Document segment:
Plaintiffs also allege that the Bank provided material support to terrorists in violation of U.S. anti-terrorism laws by providing banking services to charities operating in the Palestinian Territories that were allegedly “front organizations” for, or “alter egos” of, terrorist groups such as Hamas. The Bank maintains that it followed routine banking procedures in providing services to these charities, and that it did not have any reason to believe that they were “front organizations,” as the plaintiffs allege.
During the time period at issue in the lawsuits, any charity wishing to open an account with the Bank in the Palestinian Territories was required to present an official license or certificate of registration authorizing its activities. Therefore the charities to which the Bank provided routine banking services were authorized and lawful in the jurisdictions in which they operated. Moreover, the United States government, and a number of U.S. non-governmental organizations, provided funding to many of these same charities, alleged by the plaintiffs to be “front organizations” for terrorist groups, during the time period at issue in the lawsuits. And none of these charities were designated by the United States as terrorist organizations or affiliates of terrorist organizations at the time the Bank provided the banking services at issue.
In granting the Bank’s motion for summary judgment in Gill, Judge Weinstein held that the plaintiff had “fail[ed] to provide sufficient information to establish… that the charities were alter egos of Hamas,” and noted that “[t]here is no proof that anything but routine financial services to the charities alleged to be front organizations were provided, and none of the charities were designated by the United States as front groups when the charities received services from the Bank.”

Entries supplied:
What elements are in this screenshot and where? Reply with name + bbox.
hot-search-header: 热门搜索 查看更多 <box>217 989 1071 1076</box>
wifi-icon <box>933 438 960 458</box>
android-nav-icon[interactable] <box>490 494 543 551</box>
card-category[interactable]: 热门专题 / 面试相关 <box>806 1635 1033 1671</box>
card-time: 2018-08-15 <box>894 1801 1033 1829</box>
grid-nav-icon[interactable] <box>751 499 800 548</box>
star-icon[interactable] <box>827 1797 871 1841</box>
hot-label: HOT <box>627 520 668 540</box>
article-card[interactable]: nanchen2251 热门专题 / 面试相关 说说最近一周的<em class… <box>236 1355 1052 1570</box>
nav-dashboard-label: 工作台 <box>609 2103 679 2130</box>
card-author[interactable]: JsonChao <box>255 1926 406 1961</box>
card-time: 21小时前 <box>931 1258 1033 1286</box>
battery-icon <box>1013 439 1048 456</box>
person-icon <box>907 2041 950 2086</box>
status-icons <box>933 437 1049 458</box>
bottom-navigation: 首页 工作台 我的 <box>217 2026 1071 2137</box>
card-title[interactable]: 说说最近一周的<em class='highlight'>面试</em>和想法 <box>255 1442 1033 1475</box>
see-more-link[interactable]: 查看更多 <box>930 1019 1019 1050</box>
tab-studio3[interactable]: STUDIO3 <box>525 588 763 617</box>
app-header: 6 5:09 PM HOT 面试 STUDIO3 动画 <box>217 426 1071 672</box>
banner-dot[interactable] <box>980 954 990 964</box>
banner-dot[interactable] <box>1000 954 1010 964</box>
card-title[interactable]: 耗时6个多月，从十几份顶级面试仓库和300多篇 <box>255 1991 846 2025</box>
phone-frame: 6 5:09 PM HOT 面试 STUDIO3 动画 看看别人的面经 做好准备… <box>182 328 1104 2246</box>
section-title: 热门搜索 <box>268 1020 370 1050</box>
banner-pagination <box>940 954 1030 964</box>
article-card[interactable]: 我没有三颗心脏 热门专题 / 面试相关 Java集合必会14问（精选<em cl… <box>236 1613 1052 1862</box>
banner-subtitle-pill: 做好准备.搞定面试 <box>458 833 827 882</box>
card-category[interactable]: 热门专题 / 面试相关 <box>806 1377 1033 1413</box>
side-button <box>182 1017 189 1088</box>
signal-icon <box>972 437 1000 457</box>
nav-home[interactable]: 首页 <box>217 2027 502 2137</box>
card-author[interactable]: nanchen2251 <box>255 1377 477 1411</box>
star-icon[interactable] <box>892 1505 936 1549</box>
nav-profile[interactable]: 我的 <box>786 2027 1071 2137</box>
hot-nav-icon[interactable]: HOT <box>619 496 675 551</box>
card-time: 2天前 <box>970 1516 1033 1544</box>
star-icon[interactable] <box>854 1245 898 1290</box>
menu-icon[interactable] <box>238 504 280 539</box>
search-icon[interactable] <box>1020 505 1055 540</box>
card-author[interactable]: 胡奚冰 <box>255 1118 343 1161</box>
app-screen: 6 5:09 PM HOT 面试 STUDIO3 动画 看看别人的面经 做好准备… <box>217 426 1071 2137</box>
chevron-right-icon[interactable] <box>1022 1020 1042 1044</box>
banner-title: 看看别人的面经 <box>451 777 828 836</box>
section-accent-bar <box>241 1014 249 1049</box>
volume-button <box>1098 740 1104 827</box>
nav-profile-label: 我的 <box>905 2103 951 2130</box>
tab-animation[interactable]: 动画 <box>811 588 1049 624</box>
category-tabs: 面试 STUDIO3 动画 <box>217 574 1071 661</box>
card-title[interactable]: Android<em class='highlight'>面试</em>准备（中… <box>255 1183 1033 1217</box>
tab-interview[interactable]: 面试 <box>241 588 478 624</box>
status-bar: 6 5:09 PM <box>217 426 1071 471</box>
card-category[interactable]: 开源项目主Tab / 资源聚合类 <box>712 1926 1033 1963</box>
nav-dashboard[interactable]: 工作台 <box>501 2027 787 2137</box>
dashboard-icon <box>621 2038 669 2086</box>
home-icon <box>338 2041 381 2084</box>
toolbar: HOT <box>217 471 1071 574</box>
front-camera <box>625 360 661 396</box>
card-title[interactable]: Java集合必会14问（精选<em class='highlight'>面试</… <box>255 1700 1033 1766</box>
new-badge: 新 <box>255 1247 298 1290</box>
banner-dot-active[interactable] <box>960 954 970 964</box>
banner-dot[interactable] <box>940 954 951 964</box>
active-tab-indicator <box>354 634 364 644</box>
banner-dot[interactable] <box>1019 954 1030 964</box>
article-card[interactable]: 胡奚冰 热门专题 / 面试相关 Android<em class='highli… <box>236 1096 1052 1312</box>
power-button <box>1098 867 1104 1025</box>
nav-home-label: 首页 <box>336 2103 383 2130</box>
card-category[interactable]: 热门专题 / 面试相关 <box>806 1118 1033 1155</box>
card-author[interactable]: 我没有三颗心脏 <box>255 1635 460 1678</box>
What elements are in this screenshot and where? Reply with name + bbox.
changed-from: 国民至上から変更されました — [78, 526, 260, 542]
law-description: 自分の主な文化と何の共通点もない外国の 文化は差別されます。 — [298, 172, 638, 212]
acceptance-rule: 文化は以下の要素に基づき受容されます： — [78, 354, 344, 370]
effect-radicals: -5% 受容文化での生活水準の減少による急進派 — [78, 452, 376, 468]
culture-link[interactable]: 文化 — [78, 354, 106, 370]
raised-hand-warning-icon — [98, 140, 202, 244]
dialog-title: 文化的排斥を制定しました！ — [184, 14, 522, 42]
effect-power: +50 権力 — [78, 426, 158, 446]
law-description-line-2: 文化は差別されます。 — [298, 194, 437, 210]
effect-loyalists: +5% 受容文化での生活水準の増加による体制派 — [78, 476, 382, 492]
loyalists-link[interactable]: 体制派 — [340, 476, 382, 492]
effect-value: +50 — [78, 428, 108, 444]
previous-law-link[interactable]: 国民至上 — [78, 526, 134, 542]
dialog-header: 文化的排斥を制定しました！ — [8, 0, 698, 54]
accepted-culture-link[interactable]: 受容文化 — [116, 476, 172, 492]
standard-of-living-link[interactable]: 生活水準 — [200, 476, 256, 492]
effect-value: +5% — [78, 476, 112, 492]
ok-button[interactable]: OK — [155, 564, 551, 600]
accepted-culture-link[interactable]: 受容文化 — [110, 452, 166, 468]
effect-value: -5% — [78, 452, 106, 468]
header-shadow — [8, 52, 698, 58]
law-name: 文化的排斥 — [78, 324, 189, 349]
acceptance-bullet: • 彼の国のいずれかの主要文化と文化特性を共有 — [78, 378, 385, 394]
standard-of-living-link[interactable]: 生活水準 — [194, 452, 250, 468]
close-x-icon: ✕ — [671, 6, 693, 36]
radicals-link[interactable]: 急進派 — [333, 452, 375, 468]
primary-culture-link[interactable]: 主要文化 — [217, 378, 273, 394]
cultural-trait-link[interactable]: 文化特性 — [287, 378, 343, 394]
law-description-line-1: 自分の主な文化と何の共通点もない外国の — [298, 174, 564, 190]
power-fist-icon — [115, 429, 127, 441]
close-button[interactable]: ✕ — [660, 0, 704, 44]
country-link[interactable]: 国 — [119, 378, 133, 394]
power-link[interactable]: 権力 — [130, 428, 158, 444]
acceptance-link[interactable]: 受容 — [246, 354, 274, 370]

Study questions:
1: In the passage on the Bank's terrorism lawsuits, what did a charity have to present to open an account with the Bank in the Palestinian Territories?
2: Take the passage on the Bank's terrorism lawsuits further, picking up after its final sentence.
The rows come from a separate source.

Exercise results:
1: An official license or certificate of registration authorizing its activities.

2:
Finally, plaintiffs allege the Bank provided material support to terrorist groups in violation of U.S. anti-terrorism laws by processing automated, electronic fund transfers involving individuals allegedly affiliated with terrorist groups such as Hamas. Following up on its own counter terrorism actions from 2004, in 2009 the Israel Defense Forces stated that it had no “information that indicated that the Bank or any of its employees were involved in any way whatsoever in terrorist activities, or funded terrorism.” The IDF also stated that “… neither the IDF nor the Israeli Defense Authorities have any intention of taking steps against the Arab Bank for involvement in terrorist acts or in funding terrorism.”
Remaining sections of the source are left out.